> Atividades
#1 Edite o trecho de "Errada: o usufrutuário" até "do prédio dominante.", inclusive, trocando "objeto empenhado" por "bem empenhado".
#2 Segundo o trecho, qual artigo do Código Civil proíbe a cláusula que permite ao credor ficar com o objeto empenhado?

Considerando as disposições relativas aos direitos reais de gozo ou fruição, é correto afirmar:
- A)Salvo disposição expressa em sentido contrário, em caso de extinção do direito de superfície por decurso de seu prazo, o proprietário assume a propriedade plena do imóvel mediante indenização das construções e/ou plantações introduzidas pelo superficiário.
Errada: na extinção da superfície pelo prazo, a regra legal não impõe automaticamente indenização das construções e plantações; isso depende do que foi ajustado e das regras do Código Civil.
- B)O usufrutuário tem direito aos frutos pendentes no início do usufruto, devendo, porém, pagar as despesas de produção desses frutos.
Errada: o usufrutuário faz jus aos frutos pendentes no início do usufruto, mas a formulação da questão é imprecisa ao indicar o regime de despesas como se fosse essa a regra nos moldes apresentados.
- C)No contrato de penhor, é nula a cláusula que autoriza o credor a ficar com o objeto empenhado, em caso de não pagamento da dívida.
Certa: é nula a cláusula que permite ao credor ficar com o objeto empenhado no inadimplemento, por vedação expressa do art. 1.428 do Código Civil (pacto comissório).
- D)Salvo disposição expressa em sentido contrário, o dono de uma servidão predial pode realizar todas as obras de conservação, devendo as despesas ser rateadas entre os proprietários do prédio serviente e do prédio dominante.
Errada: nas servidões, não existe rateio automático das despesas de conservação entre prédio dominante e serviente; a disciplina legal é outra.
- E)Havendo renúncia tácita do proprietário do prédio dominante, tem-se por extinta de pleno direito a servidão, podendo o proprietário do prédio serviente providenciar seu cancelamento junto ao Cartório do Registro de Imóveis.
Errada: a extinção da servidão por renúncia do dominante não ocorre exatamente nos termos descritos, e o cancelamento registral depende da forma e dos requisitos legais pertinentes.

> Extratos de dados

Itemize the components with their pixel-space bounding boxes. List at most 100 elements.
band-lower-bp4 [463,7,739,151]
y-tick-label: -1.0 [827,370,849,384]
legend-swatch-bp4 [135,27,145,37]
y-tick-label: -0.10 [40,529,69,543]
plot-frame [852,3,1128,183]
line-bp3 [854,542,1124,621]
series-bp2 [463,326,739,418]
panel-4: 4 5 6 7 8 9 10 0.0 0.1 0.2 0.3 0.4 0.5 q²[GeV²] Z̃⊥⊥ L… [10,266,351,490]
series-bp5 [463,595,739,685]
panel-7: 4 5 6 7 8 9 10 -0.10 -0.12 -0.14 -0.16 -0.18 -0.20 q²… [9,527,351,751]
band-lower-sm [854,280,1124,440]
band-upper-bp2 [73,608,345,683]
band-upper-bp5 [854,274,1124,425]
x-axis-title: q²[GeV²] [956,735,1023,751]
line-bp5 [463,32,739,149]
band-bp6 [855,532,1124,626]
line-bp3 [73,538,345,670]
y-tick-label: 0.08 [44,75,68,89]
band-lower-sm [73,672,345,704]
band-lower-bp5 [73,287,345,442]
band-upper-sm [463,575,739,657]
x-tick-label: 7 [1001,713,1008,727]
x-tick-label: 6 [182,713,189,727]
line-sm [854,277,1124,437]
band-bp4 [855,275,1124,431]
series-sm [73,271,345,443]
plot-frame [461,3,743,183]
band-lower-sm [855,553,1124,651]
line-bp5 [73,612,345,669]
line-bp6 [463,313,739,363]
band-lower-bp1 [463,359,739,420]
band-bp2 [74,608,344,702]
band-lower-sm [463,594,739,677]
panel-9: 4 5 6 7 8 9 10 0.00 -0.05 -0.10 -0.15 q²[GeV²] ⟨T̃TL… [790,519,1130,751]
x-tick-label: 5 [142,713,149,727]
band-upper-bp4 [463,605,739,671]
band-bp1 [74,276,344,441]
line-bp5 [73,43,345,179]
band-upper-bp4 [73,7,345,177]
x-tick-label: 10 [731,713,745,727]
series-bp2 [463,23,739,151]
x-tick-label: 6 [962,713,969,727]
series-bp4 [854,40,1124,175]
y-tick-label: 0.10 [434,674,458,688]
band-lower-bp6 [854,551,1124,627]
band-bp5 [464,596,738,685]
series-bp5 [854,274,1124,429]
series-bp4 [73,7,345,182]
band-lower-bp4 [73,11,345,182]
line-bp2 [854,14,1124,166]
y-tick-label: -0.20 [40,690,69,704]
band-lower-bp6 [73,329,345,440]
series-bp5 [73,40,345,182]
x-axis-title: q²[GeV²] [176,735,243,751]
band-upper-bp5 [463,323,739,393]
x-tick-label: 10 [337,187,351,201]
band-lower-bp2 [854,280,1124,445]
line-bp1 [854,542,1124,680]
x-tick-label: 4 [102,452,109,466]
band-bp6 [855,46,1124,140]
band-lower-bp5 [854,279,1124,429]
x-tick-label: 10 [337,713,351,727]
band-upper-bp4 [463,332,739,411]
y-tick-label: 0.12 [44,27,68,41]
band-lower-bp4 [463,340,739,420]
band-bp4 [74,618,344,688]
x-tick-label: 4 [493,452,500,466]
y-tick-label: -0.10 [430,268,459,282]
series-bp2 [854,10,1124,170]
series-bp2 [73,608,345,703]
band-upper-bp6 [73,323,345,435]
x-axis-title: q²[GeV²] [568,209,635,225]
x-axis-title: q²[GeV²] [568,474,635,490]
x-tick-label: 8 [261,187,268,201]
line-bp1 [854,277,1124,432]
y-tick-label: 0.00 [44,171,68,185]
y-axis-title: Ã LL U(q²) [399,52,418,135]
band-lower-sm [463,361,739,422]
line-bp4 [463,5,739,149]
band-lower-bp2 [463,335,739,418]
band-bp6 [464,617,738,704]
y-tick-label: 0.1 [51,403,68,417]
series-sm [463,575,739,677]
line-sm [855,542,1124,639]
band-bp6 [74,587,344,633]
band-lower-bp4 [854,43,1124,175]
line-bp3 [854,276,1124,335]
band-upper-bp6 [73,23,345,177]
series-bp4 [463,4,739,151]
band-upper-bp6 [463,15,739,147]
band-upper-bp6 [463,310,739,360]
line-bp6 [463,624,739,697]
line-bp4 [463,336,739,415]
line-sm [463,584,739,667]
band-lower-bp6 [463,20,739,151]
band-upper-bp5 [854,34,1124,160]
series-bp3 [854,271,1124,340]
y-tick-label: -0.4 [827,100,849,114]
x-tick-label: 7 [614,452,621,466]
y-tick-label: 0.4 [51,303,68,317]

> Suas respostas
#1
Errada: o usufrutuário faz jus aos frutos pendentes no início do usufruto, mas a formulação da questão é imprecisa ao indicar o regime de despesas como se fosse essa a regra nos moldes apresentados.
- C)No contrato de penhor, é nula a cláusula que autoriza o credor a ficar com o bem empenhado, em caso de não pagamento da dívida.
Certa: é nula a cláusula que permite ao credor ficar com o bem empenhado no inadimplemento, por vedação expressa do art. 1.428 do Código Civil (pacto comissório).
- D)Salvo disposição expressa em sentido contrário, o dono de uma servidão predial pode realizar todas as obras de conservação, devendo as despesas ser rateadas entre os proprietários do prédio serviente e do prédio dominante.

#2 O art. 1.428 do Código Civil.